Records supplied ::
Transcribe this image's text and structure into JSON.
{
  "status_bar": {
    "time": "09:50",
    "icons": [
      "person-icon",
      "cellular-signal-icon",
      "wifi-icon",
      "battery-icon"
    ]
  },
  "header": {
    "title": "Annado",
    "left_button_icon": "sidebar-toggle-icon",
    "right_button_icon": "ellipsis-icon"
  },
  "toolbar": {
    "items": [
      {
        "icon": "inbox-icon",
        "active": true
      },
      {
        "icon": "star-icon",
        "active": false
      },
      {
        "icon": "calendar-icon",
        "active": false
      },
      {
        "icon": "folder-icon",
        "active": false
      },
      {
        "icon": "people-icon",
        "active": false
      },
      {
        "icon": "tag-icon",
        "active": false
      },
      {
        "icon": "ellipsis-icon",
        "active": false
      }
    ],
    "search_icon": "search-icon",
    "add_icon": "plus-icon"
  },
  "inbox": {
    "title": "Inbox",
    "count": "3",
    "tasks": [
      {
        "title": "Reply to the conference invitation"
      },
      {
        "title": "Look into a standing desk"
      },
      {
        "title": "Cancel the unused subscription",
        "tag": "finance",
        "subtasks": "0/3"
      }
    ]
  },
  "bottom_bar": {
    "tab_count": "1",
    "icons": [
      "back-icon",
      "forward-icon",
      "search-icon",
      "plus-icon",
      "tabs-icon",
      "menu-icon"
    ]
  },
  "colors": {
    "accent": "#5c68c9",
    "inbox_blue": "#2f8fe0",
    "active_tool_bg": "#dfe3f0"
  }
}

Prompt :: Copy each record from above without leaving any out.

Finished task ::
Transcribe this image's text and structure into JSON.
{
  "status_bar": {
    "time": "09:50",
    "icons": [
      "person-icon",
      "cellular-signal-icon",
      "wifi-icon",
      "battery-icon"
    ]
  },
  "header": {
    "title": "Annado",
    "left_button_icon": "sidebar-toggle-icon",
    "right_button_icon": "ellipsis-icon"
  },
  "toolbar": {
    "items": [
      {
        "icon": "inbox-icon",
        "active": true
      },
      {
        "icon": "star-icon",
        "active": false
      },
      {
        "icon": "calendar-icon",
        "active": false
      },
      {
        "icon": "folder-icon",
        "active": false
      },
      {
        "icon": "people-icon",
        "active": false
      },
      {
        "icon": "tag-icon",
        "active": false
      },
      {
        "icon": "ellipsis-icon",
        "active": false
      }
    ],
    "search_icon": "search-icon",
    "add_icon": "plus-icon"
  },
  "inbox": {
    "title": "Inbox",
    "count": "3",
    "tasks": [
      {
        "title": "Reply to the conference invitation"
      },
      {
        "title": "Look into a standing desk"
      },
      {
        "title": "Cancel the unused subscription",
        "tag": "finance",
        "subtasks": "0/3"
      }
    ]
  },
  "bottom_bar": {
    "tab_count": "1",
    "icons": [
      "back-icon",
      "forward-icon",
      "search-icon",
      "plus-icon",
      "tabs-icon",
      "menu-icon"
    ]
  },
  "colors": {
    "accent": "#5c68c9",
    "inbox_blue": "#2f8fe0",
    "active_tool_bg": "#dfe3f0"
  }
}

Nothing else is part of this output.